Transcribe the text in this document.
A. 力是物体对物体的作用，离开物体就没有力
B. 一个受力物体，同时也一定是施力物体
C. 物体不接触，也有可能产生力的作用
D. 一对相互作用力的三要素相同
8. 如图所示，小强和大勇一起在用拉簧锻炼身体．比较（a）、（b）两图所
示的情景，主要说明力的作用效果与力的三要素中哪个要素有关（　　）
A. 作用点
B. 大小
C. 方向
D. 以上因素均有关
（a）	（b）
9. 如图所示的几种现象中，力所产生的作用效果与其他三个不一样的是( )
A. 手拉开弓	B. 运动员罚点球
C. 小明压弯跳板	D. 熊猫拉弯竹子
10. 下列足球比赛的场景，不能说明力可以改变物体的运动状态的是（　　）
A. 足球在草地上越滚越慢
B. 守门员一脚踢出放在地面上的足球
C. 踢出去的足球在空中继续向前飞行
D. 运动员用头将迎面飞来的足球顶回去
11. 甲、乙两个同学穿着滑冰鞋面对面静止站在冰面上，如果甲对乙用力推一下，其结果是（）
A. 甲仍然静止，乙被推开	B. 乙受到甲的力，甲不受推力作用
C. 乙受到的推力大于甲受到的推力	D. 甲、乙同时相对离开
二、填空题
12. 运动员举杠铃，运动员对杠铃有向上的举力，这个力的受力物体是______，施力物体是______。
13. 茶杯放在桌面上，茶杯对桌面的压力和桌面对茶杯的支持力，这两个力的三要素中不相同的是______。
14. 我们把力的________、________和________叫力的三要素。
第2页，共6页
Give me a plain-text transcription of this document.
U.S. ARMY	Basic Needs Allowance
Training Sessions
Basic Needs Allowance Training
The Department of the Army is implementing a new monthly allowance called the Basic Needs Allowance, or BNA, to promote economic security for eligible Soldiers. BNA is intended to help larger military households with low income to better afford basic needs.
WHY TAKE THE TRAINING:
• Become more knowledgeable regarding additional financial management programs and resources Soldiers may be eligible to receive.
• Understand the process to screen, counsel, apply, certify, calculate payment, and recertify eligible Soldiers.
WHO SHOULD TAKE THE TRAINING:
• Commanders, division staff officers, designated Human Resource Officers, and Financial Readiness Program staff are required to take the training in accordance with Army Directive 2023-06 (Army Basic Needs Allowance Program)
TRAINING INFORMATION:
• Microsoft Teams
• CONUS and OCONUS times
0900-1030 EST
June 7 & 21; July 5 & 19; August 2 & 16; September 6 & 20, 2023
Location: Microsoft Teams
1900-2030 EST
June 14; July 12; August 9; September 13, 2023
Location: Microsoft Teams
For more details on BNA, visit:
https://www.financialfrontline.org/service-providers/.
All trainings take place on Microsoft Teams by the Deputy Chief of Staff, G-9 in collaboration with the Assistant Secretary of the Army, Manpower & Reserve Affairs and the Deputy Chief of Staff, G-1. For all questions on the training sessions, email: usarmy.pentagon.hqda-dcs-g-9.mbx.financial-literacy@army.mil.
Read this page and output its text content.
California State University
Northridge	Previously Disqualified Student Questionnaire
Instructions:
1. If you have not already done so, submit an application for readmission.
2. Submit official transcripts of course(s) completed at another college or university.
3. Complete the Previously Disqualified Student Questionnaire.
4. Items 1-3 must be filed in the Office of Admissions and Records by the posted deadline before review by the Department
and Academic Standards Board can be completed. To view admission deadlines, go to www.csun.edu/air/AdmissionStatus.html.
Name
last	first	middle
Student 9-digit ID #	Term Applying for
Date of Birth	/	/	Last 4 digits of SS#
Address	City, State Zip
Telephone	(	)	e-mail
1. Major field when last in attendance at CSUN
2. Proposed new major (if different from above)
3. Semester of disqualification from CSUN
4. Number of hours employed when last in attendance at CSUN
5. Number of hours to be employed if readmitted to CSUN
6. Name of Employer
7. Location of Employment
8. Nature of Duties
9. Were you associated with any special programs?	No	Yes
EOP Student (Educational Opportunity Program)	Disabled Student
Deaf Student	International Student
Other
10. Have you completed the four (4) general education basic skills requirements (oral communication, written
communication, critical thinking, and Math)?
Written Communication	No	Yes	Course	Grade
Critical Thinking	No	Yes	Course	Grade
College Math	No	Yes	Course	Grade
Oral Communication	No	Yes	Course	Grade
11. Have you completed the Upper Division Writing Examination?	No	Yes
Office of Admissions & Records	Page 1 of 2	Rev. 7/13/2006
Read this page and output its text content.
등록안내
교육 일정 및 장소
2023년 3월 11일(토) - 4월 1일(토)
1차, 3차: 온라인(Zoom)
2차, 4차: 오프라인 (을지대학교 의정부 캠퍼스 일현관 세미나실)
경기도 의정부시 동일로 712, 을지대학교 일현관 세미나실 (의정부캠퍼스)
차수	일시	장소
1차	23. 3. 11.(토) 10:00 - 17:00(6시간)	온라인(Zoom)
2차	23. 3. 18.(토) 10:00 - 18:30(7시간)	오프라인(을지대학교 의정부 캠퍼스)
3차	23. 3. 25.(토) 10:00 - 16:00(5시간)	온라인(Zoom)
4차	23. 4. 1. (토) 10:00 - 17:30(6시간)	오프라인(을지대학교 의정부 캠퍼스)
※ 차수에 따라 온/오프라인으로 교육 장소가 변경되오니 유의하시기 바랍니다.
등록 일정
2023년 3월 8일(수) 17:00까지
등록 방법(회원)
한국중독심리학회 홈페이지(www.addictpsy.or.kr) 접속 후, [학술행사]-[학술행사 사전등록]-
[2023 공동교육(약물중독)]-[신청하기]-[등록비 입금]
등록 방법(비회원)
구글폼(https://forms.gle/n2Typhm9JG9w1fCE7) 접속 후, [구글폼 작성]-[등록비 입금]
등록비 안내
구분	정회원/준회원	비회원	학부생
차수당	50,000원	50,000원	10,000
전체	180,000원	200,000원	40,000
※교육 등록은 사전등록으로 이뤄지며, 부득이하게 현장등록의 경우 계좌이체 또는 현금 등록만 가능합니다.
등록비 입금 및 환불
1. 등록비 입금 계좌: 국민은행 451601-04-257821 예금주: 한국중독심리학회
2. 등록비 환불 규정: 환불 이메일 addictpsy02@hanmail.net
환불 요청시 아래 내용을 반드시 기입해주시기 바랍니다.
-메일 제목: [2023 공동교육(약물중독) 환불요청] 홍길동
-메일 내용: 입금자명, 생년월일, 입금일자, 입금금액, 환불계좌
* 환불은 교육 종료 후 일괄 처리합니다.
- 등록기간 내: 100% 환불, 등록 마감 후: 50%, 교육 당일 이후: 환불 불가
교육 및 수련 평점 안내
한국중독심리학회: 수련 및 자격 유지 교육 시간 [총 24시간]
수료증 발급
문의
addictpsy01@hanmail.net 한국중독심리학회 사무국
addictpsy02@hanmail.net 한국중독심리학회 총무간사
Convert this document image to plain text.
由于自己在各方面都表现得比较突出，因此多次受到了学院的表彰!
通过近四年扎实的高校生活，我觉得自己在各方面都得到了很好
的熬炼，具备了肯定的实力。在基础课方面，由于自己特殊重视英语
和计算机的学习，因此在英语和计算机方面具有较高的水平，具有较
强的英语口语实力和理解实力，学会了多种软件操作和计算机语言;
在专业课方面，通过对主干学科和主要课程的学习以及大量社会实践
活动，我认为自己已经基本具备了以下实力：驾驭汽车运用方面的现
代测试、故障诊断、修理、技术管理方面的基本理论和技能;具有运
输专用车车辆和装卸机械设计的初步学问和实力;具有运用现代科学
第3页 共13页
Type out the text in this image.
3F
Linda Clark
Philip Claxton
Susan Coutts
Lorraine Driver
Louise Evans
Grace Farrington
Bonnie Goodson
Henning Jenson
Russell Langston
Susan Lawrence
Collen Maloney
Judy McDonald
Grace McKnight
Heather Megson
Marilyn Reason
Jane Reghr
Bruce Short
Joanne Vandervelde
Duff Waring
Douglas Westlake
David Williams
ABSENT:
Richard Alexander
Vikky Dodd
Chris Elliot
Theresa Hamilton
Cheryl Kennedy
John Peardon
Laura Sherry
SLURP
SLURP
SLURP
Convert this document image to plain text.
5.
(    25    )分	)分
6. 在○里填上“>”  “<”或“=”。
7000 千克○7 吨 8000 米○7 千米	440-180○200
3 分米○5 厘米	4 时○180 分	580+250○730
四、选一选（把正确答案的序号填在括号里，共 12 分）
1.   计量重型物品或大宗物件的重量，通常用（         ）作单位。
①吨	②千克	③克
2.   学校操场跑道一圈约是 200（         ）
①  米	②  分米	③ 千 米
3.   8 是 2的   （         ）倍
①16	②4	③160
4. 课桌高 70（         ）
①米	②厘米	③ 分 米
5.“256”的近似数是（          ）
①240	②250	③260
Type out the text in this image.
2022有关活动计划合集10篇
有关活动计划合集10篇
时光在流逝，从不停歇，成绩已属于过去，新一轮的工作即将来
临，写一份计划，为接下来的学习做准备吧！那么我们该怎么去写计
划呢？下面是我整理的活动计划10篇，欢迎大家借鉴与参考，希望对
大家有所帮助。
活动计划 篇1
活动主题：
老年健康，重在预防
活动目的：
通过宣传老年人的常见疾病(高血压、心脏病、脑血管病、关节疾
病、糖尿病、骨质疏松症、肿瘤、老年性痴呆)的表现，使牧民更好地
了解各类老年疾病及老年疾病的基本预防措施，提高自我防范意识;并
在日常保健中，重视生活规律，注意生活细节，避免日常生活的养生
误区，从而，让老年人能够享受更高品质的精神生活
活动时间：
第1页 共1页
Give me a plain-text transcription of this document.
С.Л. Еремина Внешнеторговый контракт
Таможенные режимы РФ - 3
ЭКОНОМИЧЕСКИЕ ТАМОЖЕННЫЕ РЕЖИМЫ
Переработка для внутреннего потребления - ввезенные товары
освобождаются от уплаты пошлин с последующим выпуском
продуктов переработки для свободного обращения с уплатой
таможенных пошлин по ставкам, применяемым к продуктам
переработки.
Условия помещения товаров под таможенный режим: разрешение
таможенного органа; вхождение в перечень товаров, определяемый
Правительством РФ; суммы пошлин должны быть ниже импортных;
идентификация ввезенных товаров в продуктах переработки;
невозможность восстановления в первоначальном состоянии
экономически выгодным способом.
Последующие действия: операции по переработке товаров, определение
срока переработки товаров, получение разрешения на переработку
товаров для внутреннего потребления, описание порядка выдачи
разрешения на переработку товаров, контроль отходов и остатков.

## [GOAL]
The word "Disqualified" appears in how many lines of the records? Give the number only.

## [SOLUTION TO THIS TASK]
2